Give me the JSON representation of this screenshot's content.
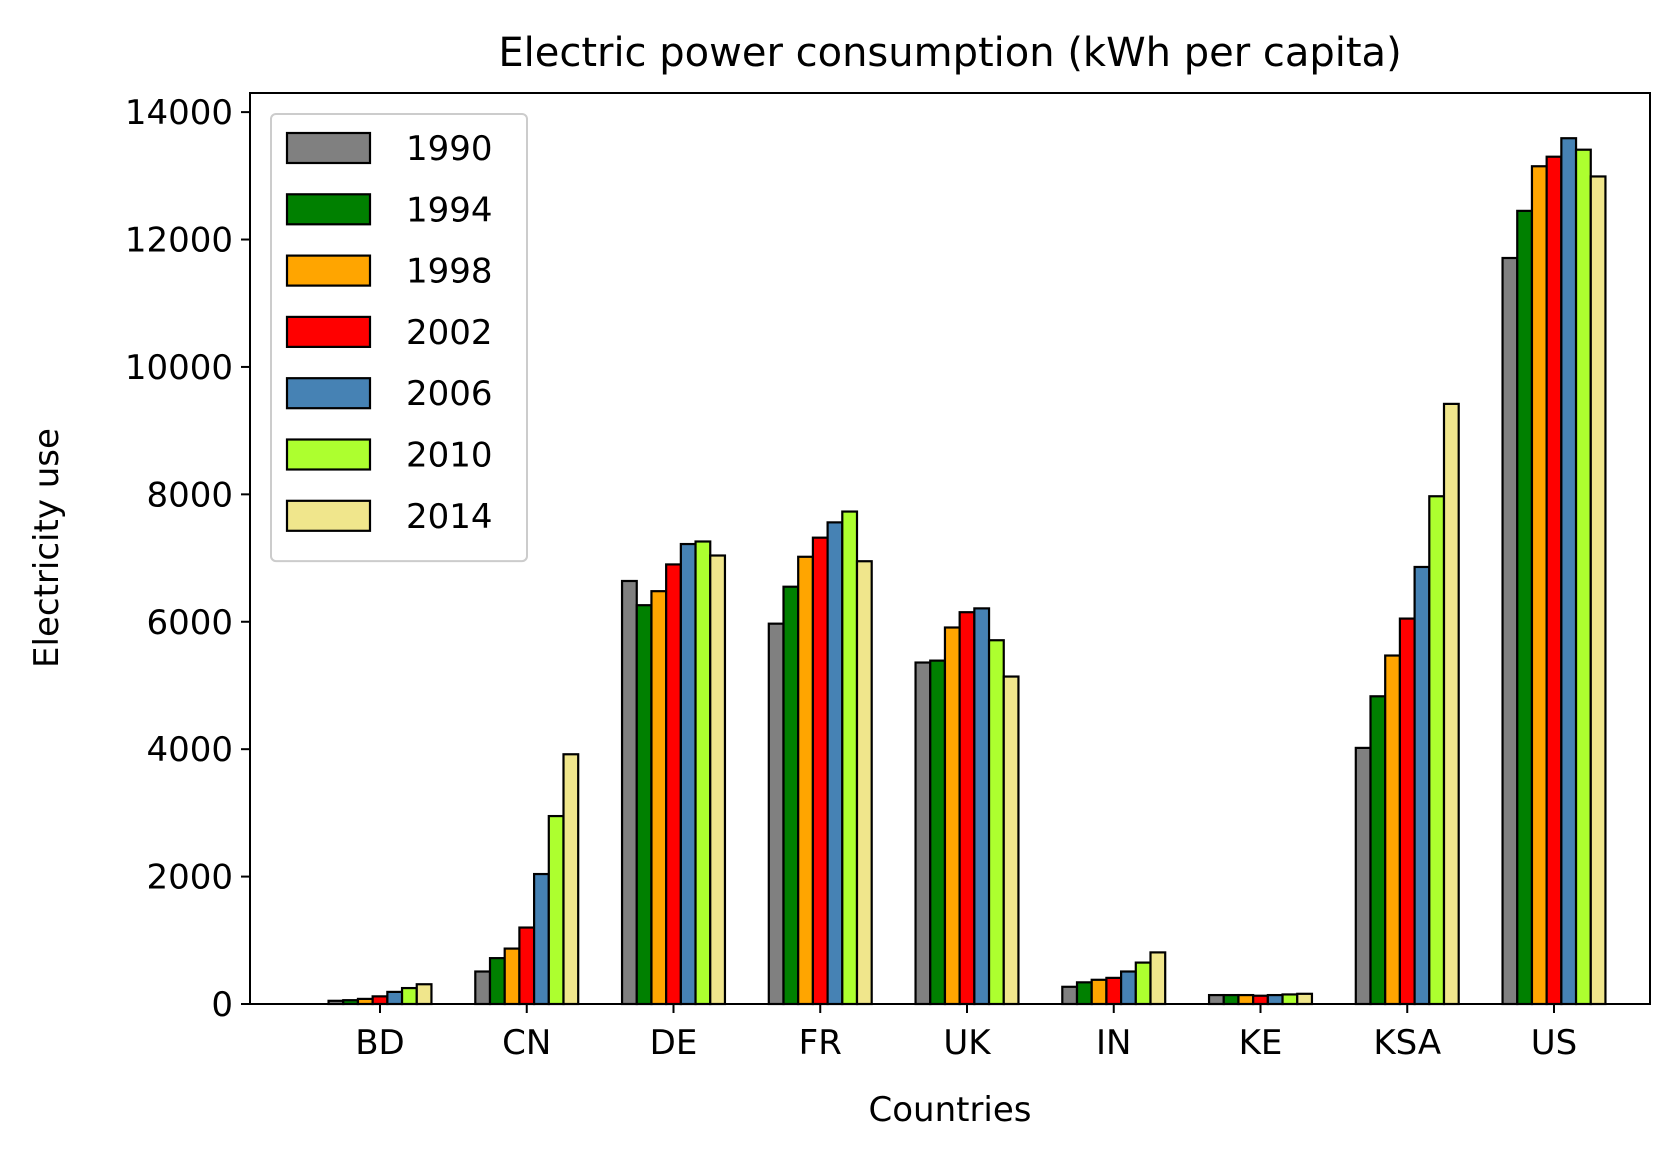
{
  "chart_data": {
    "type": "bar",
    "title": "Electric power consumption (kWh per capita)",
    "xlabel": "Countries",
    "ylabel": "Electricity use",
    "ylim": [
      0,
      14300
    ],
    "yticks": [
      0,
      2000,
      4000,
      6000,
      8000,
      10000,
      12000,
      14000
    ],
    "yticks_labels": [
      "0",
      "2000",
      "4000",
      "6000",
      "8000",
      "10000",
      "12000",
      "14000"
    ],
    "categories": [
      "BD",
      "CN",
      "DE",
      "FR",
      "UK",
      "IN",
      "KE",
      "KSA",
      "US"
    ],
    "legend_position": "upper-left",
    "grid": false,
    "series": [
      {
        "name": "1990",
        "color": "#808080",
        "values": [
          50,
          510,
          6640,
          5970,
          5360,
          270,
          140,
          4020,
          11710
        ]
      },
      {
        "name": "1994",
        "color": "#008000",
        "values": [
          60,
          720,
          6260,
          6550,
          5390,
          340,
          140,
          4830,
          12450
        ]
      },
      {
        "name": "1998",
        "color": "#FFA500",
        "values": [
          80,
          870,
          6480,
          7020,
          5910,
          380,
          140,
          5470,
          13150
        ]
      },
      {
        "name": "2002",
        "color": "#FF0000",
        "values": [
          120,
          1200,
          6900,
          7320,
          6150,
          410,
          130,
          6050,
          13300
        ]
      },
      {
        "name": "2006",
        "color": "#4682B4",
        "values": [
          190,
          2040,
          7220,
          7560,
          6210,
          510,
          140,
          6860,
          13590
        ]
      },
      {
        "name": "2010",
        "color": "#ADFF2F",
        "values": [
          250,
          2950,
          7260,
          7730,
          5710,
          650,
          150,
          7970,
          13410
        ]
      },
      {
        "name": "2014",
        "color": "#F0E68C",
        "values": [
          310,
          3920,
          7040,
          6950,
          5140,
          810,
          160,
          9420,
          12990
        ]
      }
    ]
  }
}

####

Written request –
The records shown above are to be repeated exactly, with the pictures left out.

Response below –
Give me the JSON representation of this screenshot's content.
{
  "chart_data": {
    "type": "bar",
    "title": "Electric power consumption (kWh per capita)",
    "xlabel": "Countries",
    "ylabel": "Electricity use",
    "ylim": [
      0,
      14300
    ],
    "yticks": [
      0,
      2000,
      4000,
      6000,
      8000,
      10000,
      12000,
      14000
    ],
    "yticks_labels": [
      "0",
      "2000",
      "4000",
      "6000",
      "8000",
      "10000",
      "12000",
      "14000"
    ],
    "categories": [
      "BD",
      "CN",
      "DE",
      "FR",
      "UK",
      "IN",
      "KE",
      "KSA",
      "US"
    ],
    "legend_position": "upper-left",
    "grid": false,
    "series": [
      {
        "name": "1990",
        "color": "#808080",
        "values": [
          50,
          510,
          6640,
          5970,
          5360,
          270,
          140,
          4020,
          11710
        ]
      },
      {
        "name": "1994",
        "color": "#008000",
        "values": [
          60,
          720,
          6260,
          6550,
          5390,
          340,
          140,
          4830,
          12450
        ]
      },
      {
        "name": "1998",
        "color": "#FFA500",
        "values": [
          80,
          870,
          6480,
          7020,
          5910,
          380,
          140,
          5470,
          13150
        ]
      },
      {
        "name": "2002",
        "color": "#FF0000",
        "values": [
          120,
          1200,
          6900,
          7320,
          6150,
          410,
          130,
          6050,
          13300
        ]
      },
      {
        "name": "2006",
        "color": "#4682B4",
        "values": [
          190,
          2040,
          7220,
          7560,
          6210,
          510,
          140,
          6860,
          13590
        ]
      },
      {
        "name": "2010",
        "color": "#ADFF2F",
        "values": [
          250,
          2950,
          7260,
          7730,
          5710,
          650,
          150,
          7970,
          13410
        ]
      },
      {
        "name": "2014",
        "color": "#F0E68C",
        "values": [
          310,
          3920,
          7040,
          6950,
          5140,
          810,
          160,
          9420,
          12990
        ]
      }
    ]
  }
}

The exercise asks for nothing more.